Exercise instructions
Reproduce the entries word for word, and omit any picture you find in them.

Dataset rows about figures
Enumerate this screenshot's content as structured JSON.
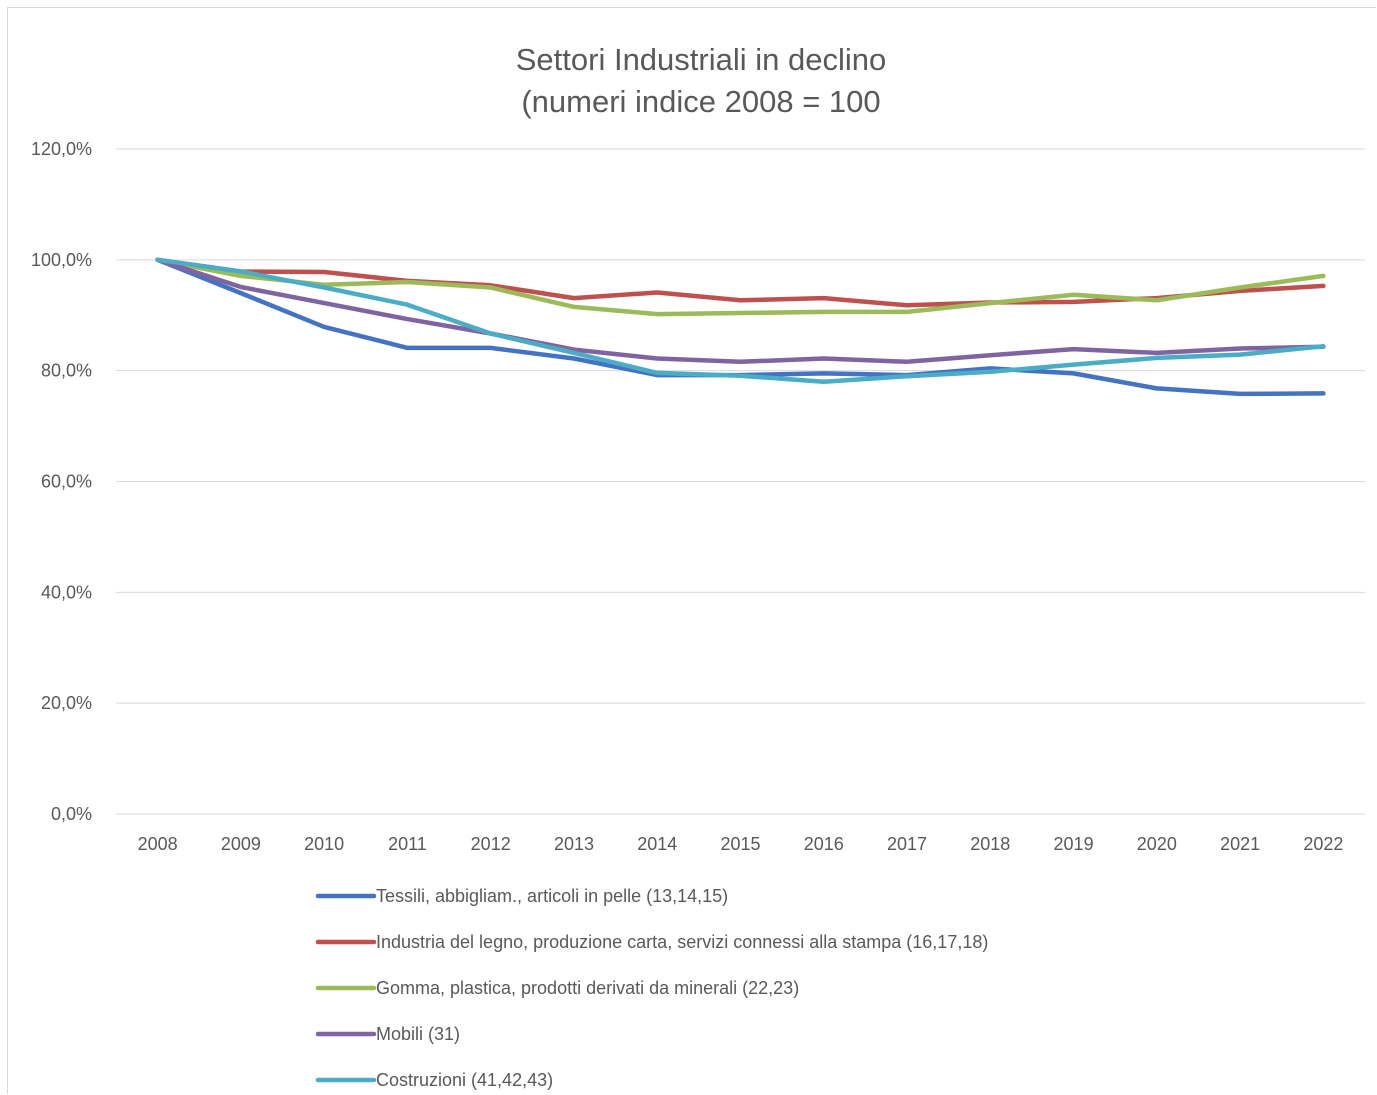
{
  "chart_data": {
    "type": "line",
    "title": [
      "Settori Industriali in declino",
      "(numeri indice 2008 = 100"
    ],
    "xlabel": "",
    "ylabel": "",
    "x": [
      "2008",
      "2009",
      "2010",
      "2011",
      "2012",
      "2013",
      "2014",
      "2015",
      "2016",
      "2017",
      "2018",
      "2019",
      "2020",
      "2021",
      "2022"
    ],
    "ylim": [
      0,
      120
    ],
    "yticks": [
      0,
      20,
      40,
      60,
      80,
      100,
      120
    ],
    "ytick_labels": [
      "0,0%",
      "20,0%",
      "40,0%",
      "60,0%",
      "80,0%",
      "100,0%",
      "120,0%"
    ],
    "grid": true,
    "legend_position": "bottom",
    "series": [
      {
        "name": "Tessili, abbigliam., articoli in pelle (13,14,15)",
        "color": "#4472c4",
        "values": [
          100,
          94.0,
          87.9,
          84.1,
          84.1,
          82.2,
          79.2,
          79.2,
          79.5,
          79.2,
          80.4,
          79.5,
          76.8,
          75.8,
          75.9
        ]
      },
      {
        "name": "Industria del legno, produzione carta, servizi connessi alla stampa (16,17,18)",
        "color": "#c0504d",
        "values": [
          100,
          97.9,
          97.8,
          96.2,
          95.4,
          93.1,
          94.1,
          92.7,
          93.1,
          91.8,
          92.3,
          92.4,
          93.1,
          94.4,
          95.3
        ]
      },
      {
        "name": "Gomma, plastica, prodotti derivati da minerali (22,23)",
        "color": "#9bbb59",
        "values": [
          100,
          97.1,
          95.5,
          96.0,
          95.0,
          91.5,
          90.2,
          90.4,
          90.6,
          90.6,
          92.2,
          93.7,
          92.7,
          95.0,
          97.1
        ]
      },
      {
        "name": "Mobili (31)",
        "color": "#8064a2",
        "values": [
          100,
          95.1,
          92.2,
          89.3,
          86.7,
          83.8,
          82.2,
          81.6,
          82.2,
          81.6,
          82.8,
          83.9,
          83.2,
          84.0,
          84.3
        ]
      },
      {
        "name": "Costruzioni (41,42,43)",
        "color": "#4bacc6",
        "values": [
          100,
          97.9,
          95.0,
          91.9,
          86.7,
          83.2,
          79.6,
          79.1,
          78.0,
          79.0,
          79.8,
          81.1,
          82.3,
          82.9,
          84.4
        ]
      }
    ]
  }
}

Task output
Enumerate this screenshot's content as structured JSON.
{
  "chart_data": {
    "type": "line",
    "title": [
      "Settori Industriali in declino",
      "(numeri indice 2008 = 100"
    ],
    "xlabel": "",
    "ylabel": "",
    "x": [
      "2008",
      "2009",
      "2010",
      "2011",
      "2012",
      "2013",
      "2014",
      "2015",
      "2016",
      "2017",
      "2018",
      "2019",
      "2020",
      "2021",
      "2022"
    ],
    "ylim": [
      0,
      120
    ],
    "yticks": [
      0,
      20,
      40,
      60,
      80,
      100,
      120
    ],
    "ytick_labels": [
      "0,0%",
      "20,0%",
      "40,0%",
      "60,0%",
      "80,0%",
      "100,0%",
      "120,0%"
    ],
    "grid": true,
    "legend_position": "bottom",
    "series": [
      {
        "name": "Tessili, abbigliam., articoli in pelle (13,14,15)",
        "color": "#4472c4",
        "values": [
          100,
          94.0,
          87.9,
          84.1,
          84.1,
          82.2,
          79.2,
          79.2,
          79.5,
          79.2,
          80.4,
          79.5,
          76.8,
          75.8,
          75.9
        ]
      },
      {
        "name": "Industria del legno, produzione carta, servizi connessi alla stampa (16,17,18)",
        "color": "#c0504d",
        "values": [
          100,
          97.9,
          97.8,
          96.2,
          95.4,
          93.1,
          94.1,
          92.7,
          93.1,
          91.8,
          92.3,
          92.4,
          93.1,
          94.4,
          95.3
        ]
      },
      {
        "name": "Gomma, plastica, prodotti derivati da minerali (22,23)",
        "color": "#9bbb59",
        "values": [
          100,
          97.1,
          95.5,
          96.0,
          95.0,
          91.5,
          90.2,
          90.4,
          90.6,
          90.6,
          92.2,
          93.7,
          92.7,
          95.0,
          97.1
        ]
      },
      {
        "name": "Mobili (31)",
        "color": "#8064a2",
        "values": [
          100,
          95.1,
          92.2,
          89.3,
          86.7,
          83.8,
          82.2,
          81.6,
          82.2,
          81.6,
          82.8,
          83.9,
          83.2,
          84.0,
          84.3
        ]
      },
      {
        "name": "Costruzioni (41,42,43)",
        "color": "#4bacc6",
        "values": [
          100,
          97.9,
          95.0,
          91.9,
          86.7,
          83.2,
          79.6,
          79.1,
          78.0,
          79.0,
          79.8,
          81.1,
          82.3,
          82.9,
          84.4
        ]
      }
    ]
  }
}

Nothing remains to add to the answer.